> **Exercise prompt**
All of the material should be reproduced exactly, with pictures left out.

## begin Provided records

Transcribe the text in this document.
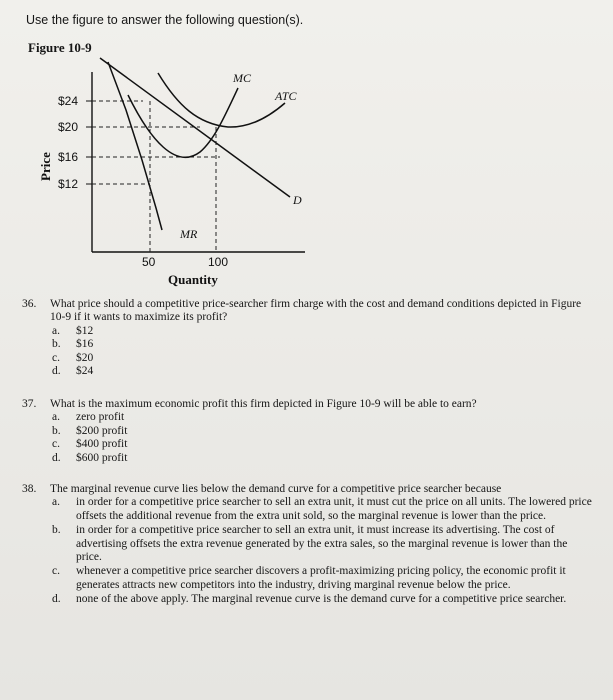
Use the figure to answer the following question(s).
Figure 10-9
$24
$20
$16
$12
50	100
Price
Quantity
MC
ATC
D
MR
36. What price should a competitive price-searcher firm charge with the cost and demand conditions depicted in Figure 10-9 if it wants to maximize its profit?
a. $12
b. $16
c. $20
d. $24
37. What is the maximum economic profit this firm depicted in Figure 10-9 will be able to earn?
a. zero profit
b. $200 profit
c. $400 profit
d. $600 profit
38. The marginal revenue curve lies below the demand curve for a competitive price searcher because
a. in order for a competitive price searcher to sell an extra unit, it must cut the price on all units. The lowered price offsets the additional revenue from the extra unit sold, so the marginal revenue is lower than the price.
b. in order for a competitive price searcher to sell an extra unit, it must increase its advertising. The cost of advertising offsets the extra revenue generated by the extra sales, so the marginal revenue is lower than the price.
c. whenever a competitive price searcher discovers a profit-maximizing pricing policy, the economic profit it generates attracts new competitors into the industry, driving marginal revenue below the price.
d. none of the above apply. The marginal revenue curve is the demand curve for a competitive price searcher.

## end Provided records

> **Solution to the exercise**
Transcribe the text in this document.
Use the figure to answer the following question(s).
Figure 10-9
$24
$20
$16
$12
50	100
Price
Quantity
MC
ATC
D
MR
36. What price should a competitive price-searcher firm charge with the cost and demand conditions depicted in Figure 10-9 if it wants to maximize its profit?
a. $12
b. $16
c. $20
d. $24
37. What is the maximum economic profit this firm depicted in Figure 10-9 will be able to earn?
a. zero profit
b. $200 profit
c. $400 profit
d. $600 profit
38. The marginal revenue curve lies below the demand curve for a competitive price searcher because
a. in order for a competitive price searcher to sell an extra unit, it must cut the price on all units. The lowered price offsets the additional revenue from the extra unit sold, so the marginal revenue is lower than the price.
b. in order for a competitive price searcher to sell an extra unit, it must increase its advertising. The cost of advertising offsets the extra revenue generated by the extra sales, so the marginal revenue is lower than the price.
c. whenever a competitive price searcher discovers a profit-maximizing pricing policy, the economic profit it generates attracts new competitors into the industry, driving marginal revenue below the price.
d. none of the above apply. The marginal revenue curve is the demand curve for a competitive price searcher.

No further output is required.